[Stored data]
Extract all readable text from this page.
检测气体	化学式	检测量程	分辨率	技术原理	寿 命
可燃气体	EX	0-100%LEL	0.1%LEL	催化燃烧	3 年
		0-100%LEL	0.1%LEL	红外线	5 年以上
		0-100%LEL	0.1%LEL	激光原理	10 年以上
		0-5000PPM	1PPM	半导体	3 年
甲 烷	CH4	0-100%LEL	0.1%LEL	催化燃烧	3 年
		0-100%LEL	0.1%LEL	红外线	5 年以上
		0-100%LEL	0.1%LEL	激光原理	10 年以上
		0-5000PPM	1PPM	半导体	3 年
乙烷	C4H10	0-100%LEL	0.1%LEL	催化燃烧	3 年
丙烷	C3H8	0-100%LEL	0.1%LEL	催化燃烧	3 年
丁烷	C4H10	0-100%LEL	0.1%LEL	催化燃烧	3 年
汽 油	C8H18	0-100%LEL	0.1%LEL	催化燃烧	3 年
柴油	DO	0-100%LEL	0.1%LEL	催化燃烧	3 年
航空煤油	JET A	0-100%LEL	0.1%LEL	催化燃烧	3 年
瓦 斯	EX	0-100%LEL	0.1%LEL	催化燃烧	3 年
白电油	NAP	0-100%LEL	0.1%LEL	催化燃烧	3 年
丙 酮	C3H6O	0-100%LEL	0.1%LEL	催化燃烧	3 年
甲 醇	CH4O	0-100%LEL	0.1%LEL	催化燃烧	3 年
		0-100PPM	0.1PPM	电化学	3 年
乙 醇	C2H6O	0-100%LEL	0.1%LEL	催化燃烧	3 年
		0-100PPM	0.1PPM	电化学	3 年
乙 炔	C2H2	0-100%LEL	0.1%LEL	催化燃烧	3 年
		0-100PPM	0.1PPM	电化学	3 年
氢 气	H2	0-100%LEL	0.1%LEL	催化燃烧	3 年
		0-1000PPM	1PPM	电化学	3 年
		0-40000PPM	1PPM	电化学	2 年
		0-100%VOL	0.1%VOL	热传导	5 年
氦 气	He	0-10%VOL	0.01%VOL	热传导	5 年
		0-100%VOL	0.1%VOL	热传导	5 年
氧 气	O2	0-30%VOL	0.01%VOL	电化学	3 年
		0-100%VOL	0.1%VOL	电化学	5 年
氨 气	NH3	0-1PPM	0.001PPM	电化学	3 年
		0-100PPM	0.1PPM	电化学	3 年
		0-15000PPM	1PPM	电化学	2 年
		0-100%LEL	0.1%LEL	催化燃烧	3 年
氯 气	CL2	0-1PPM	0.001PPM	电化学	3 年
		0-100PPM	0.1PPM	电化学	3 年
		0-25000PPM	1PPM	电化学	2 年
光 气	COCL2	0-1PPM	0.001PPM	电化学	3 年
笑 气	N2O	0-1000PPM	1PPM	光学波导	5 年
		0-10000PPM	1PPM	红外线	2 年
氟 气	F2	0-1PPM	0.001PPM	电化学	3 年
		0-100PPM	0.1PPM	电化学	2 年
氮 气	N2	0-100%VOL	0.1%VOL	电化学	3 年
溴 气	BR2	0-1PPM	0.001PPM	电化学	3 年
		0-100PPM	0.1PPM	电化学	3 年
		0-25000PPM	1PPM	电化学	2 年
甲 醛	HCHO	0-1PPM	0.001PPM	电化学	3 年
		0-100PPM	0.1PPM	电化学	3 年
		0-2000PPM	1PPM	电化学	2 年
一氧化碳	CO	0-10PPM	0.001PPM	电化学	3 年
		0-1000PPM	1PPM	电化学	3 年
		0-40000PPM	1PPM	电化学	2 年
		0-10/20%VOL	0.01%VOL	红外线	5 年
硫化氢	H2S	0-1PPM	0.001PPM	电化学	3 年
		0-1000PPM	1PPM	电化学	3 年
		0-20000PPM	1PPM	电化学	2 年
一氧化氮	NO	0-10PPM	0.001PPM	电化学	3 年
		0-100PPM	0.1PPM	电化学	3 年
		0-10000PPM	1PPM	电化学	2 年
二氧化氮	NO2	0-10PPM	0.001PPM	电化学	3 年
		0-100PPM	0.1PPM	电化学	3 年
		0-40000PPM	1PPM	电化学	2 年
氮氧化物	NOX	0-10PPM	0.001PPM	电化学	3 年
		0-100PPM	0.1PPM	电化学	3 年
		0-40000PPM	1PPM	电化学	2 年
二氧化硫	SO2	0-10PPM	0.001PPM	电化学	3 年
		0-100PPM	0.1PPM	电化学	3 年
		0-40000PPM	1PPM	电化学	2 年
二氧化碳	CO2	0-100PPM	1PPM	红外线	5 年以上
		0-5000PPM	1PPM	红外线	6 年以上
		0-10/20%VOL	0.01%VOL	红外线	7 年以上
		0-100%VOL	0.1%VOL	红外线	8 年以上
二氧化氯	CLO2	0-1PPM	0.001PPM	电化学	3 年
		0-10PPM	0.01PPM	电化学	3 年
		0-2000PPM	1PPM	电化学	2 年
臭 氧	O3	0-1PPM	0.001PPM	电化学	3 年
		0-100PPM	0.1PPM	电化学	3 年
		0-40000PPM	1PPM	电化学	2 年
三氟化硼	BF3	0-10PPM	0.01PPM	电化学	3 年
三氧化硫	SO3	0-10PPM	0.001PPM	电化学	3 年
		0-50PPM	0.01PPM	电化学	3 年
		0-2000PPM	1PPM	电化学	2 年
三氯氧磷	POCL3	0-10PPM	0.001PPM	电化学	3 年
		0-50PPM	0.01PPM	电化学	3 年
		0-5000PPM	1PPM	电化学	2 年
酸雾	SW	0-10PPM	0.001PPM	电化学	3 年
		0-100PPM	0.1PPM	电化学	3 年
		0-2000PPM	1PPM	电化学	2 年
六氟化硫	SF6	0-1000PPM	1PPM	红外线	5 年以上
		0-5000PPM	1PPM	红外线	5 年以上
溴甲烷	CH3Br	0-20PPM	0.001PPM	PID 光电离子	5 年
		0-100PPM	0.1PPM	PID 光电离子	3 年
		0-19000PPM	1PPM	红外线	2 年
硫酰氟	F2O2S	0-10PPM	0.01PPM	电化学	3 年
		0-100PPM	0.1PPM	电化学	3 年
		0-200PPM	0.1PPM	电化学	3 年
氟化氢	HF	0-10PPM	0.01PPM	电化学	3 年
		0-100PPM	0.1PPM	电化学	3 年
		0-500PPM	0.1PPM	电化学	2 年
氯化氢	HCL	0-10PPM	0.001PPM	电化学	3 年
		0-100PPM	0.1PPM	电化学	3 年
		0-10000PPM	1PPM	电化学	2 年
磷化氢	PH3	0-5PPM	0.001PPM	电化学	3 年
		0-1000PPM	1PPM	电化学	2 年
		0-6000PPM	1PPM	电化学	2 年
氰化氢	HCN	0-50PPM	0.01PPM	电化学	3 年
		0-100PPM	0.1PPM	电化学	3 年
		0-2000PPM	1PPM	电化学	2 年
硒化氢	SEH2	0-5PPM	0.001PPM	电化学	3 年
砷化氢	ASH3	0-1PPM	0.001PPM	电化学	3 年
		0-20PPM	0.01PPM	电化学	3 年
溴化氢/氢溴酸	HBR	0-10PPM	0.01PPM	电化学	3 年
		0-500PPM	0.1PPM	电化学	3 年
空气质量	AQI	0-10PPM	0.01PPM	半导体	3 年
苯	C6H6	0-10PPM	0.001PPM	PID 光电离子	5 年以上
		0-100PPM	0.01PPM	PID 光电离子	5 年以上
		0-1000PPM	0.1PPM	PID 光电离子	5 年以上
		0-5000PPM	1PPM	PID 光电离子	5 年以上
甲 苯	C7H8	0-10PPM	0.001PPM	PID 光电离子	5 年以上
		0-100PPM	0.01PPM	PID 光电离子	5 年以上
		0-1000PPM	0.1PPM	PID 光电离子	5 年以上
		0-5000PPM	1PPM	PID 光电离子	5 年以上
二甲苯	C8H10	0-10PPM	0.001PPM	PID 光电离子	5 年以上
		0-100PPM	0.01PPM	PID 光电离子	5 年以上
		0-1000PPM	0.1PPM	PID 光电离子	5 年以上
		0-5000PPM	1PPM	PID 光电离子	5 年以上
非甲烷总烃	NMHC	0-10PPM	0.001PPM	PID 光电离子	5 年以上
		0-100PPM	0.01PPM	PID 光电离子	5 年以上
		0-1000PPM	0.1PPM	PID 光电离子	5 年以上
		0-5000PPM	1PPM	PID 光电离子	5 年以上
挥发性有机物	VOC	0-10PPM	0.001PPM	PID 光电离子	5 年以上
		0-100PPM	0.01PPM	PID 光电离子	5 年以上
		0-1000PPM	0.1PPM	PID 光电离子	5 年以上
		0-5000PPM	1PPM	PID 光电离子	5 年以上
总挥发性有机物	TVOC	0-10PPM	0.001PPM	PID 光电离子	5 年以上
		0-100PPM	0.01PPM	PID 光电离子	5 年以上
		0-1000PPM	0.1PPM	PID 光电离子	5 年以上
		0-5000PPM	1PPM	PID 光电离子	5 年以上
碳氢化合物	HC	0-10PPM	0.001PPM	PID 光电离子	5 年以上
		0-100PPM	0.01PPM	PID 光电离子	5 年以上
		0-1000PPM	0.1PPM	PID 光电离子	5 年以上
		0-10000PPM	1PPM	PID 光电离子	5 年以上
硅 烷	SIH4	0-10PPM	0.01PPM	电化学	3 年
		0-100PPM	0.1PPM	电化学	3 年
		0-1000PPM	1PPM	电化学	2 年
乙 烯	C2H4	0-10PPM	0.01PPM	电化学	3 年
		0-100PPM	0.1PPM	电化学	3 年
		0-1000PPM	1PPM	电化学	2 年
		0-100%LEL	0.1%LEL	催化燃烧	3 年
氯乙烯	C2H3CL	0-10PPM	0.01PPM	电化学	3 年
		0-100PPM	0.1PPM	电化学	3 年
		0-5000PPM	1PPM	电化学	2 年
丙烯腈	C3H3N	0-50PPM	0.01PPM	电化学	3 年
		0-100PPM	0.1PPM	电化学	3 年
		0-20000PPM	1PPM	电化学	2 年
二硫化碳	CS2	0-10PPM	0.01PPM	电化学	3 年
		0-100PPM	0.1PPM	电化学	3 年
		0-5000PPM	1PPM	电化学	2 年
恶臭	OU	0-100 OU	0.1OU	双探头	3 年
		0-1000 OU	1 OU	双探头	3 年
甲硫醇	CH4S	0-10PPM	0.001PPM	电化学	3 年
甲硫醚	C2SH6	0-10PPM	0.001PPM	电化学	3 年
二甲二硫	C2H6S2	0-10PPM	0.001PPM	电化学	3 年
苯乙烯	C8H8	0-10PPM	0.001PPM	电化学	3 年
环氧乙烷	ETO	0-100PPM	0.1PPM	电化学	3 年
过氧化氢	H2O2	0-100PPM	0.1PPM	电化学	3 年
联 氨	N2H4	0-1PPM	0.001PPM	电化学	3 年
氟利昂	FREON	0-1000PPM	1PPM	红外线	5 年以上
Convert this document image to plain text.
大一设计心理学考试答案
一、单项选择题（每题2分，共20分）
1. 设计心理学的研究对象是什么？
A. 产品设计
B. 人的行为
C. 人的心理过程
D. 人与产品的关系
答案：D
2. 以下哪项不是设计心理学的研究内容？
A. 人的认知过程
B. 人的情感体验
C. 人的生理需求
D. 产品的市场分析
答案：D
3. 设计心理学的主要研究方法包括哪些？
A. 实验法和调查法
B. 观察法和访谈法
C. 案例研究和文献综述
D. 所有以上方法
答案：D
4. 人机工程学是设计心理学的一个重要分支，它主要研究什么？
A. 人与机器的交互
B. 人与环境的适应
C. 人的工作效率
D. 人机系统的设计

### What this task involves
How many of the lines above include the word "text"? Respond with the number alone.

### Exercise output
2